(WHAT YOU ARE ASKED TO DO)
Copy each line below that includes "will".

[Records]
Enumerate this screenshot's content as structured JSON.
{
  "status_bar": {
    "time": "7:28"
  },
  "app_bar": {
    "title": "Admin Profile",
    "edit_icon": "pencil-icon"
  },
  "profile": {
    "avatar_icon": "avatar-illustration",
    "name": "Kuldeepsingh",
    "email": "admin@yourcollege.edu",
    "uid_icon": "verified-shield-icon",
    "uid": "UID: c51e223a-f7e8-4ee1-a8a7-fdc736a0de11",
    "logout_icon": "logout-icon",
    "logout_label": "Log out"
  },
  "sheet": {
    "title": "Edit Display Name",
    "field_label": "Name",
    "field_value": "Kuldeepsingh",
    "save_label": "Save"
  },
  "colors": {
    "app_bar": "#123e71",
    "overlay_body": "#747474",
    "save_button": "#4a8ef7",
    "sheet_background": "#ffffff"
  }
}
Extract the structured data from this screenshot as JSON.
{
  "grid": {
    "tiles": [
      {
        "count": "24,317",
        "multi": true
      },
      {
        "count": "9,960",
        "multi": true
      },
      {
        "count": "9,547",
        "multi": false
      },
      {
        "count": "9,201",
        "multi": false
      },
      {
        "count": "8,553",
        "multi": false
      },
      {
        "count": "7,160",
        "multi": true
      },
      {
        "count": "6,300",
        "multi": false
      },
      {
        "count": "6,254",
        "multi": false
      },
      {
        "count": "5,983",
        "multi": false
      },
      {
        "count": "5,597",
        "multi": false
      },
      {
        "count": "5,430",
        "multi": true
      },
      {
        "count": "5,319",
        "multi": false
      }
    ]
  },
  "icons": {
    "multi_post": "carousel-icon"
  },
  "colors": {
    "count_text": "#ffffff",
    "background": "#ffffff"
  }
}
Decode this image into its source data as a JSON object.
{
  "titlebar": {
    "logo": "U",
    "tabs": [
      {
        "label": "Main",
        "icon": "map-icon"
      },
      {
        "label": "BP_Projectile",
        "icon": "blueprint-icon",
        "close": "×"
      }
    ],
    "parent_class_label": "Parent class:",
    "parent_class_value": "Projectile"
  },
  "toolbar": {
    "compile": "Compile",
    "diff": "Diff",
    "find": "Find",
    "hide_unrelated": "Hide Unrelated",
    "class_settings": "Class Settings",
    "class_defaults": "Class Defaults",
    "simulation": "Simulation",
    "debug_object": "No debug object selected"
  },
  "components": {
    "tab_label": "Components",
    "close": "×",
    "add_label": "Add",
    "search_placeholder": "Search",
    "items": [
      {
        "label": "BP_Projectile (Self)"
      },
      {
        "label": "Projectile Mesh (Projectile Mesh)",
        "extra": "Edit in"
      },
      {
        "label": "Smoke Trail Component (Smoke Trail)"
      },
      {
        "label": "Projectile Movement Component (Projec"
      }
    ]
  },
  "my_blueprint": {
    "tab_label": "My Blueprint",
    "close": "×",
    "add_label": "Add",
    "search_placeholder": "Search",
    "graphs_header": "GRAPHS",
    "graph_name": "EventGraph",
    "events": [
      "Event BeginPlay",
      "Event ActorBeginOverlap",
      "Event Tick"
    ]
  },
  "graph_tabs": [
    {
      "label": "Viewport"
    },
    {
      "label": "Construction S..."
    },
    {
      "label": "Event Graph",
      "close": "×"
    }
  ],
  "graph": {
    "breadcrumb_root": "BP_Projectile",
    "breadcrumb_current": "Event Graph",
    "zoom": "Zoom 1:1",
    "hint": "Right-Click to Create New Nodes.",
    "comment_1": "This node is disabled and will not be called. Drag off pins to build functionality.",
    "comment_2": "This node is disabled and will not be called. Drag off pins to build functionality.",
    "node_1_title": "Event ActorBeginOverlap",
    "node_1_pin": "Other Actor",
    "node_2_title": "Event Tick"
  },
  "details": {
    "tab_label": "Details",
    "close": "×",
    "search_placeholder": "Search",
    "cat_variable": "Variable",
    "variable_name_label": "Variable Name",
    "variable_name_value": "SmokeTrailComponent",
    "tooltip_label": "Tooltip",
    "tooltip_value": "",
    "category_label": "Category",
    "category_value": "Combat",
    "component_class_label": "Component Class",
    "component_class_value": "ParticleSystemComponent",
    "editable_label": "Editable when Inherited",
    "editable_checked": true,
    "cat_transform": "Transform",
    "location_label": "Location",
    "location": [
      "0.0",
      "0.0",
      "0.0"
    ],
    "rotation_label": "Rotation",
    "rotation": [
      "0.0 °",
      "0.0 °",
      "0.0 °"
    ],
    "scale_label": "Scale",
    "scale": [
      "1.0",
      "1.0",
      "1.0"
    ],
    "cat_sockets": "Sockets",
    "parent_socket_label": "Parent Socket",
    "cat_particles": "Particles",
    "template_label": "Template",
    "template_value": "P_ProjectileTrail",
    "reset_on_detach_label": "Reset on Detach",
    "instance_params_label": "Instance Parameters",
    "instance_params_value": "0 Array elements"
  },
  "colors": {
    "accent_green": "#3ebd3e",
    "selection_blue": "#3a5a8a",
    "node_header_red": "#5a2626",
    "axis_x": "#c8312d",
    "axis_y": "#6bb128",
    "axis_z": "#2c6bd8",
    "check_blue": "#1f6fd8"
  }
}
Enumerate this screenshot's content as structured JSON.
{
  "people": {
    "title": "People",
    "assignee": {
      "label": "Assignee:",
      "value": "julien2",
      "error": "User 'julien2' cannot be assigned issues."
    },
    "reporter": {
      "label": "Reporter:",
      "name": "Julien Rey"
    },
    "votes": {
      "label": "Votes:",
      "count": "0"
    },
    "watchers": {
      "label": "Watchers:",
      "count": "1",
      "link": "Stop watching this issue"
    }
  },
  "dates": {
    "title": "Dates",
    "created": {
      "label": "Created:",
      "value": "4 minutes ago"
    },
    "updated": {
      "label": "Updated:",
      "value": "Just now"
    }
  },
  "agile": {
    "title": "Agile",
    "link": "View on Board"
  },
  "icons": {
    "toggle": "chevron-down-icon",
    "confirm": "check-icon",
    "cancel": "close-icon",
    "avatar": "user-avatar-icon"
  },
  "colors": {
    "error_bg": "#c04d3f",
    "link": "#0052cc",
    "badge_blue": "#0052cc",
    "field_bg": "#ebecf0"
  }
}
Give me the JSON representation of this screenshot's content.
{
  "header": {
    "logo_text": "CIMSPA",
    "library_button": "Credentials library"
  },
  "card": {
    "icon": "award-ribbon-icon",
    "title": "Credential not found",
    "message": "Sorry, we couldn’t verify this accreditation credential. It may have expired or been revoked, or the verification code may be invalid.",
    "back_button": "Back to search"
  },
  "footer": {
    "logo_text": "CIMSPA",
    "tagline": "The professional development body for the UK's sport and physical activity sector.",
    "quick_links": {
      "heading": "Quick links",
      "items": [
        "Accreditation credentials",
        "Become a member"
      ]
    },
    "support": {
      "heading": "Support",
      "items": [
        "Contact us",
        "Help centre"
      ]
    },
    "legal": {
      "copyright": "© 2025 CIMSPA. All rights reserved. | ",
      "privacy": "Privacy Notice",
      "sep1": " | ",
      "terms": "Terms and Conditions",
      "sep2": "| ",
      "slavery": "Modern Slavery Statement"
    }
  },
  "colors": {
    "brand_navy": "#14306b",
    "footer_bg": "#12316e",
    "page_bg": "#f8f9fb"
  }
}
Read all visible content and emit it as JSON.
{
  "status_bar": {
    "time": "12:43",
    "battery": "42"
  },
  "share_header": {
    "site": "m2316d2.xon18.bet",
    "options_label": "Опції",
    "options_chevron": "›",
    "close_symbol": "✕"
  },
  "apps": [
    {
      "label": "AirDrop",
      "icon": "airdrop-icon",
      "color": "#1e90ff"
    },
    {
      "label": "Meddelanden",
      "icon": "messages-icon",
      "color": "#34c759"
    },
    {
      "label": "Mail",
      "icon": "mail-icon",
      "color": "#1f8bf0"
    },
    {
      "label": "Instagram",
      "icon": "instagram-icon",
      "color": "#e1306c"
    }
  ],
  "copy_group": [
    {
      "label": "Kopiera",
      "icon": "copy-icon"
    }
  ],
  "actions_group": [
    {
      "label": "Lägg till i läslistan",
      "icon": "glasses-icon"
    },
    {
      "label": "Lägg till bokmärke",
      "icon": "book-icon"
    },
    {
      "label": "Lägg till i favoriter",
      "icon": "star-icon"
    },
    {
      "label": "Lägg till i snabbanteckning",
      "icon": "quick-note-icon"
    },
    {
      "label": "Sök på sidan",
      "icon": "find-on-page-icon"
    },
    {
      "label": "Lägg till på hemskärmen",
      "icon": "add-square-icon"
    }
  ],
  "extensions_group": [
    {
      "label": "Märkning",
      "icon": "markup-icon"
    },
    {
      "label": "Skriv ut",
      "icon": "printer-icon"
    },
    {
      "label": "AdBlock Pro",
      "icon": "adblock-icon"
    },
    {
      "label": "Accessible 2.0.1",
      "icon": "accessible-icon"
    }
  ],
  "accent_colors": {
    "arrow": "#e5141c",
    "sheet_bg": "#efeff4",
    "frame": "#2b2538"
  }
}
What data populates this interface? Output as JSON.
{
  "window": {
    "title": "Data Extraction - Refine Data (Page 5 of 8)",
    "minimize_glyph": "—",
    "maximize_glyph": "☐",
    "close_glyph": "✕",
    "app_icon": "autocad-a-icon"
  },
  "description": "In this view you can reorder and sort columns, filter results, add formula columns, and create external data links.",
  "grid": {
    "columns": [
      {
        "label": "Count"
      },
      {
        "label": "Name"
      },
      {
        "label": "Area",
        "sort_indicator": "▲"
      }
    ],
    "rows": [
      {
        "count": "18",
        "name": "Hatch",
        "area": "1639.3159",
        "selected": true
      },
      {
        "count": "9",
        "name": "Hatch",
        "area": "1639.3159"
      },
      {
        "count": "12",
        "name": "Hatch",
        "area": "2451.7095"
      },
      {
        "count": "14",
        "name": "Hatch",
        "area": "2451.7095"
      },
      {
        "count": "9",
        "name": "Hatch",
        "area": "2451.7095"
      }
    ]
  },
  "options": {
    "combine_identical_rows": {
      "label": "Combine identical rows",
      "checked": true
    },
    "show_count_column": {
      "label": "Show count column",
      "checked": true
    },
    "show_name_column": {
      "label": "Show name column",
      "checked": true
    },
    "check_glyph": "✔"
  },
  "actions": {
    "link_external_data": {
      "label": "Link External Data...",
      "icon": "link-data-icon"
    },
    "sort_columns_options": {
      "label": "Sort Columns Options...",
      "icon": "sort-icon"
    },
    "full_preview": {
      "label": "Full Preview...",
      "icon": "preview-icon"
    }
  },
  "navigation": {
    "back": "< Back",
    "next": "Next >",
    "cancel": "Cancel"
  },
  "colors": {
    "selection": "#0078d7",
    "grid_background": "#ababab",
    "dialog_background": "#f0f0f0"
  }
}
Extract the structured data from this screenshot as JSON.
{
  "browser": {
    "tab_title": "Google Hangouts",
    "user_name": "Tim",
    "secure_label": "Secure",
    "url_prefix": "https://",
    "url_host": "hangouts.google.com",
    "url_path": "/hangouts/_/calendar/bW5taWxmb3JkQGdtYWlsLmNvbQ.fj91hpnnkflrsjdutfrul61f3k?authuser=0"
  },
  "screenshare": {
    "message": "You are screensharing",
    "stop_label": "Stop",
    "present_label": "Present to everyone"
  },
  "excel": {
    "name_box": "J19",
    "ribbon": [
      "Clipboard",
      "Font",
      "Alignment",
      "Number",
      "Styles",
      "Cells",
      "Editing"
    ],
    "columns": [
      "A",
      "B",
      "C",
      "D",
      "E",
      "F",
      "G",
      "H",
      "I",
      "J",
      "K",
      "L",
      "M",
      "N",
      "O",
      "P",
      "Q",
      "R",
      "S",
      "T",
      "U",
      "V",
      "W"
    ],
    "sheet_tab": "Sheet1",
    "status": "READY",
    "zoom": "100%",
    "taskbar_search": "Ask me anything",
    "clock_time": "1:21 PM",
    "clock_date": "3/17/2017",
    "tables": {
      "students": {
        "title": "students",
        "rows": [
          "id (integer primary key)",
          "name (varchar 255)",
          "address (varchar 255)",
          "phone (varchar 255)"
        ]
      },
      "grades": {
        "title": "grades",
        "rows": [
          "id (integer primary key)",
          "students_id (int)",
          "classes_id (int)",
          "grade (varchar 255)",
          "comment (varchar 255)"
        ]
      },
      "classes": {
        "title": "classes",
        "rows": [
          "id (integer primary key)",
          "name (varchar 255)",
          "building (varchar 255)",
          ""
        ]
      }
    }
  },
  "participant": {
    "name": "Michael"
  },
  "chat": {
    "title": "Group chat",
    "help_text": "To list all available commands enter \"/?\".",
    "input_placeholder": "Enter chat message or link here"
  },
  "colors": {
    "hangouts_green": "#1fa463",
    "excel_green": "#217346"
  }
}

(TASK RESPONSE)
    "comment_1": "This node is disabled and will not be called. Drag off pins to build functionality.",
    "comment_2": "This node is disabled and will not be called. Drag off pins to build functionality.",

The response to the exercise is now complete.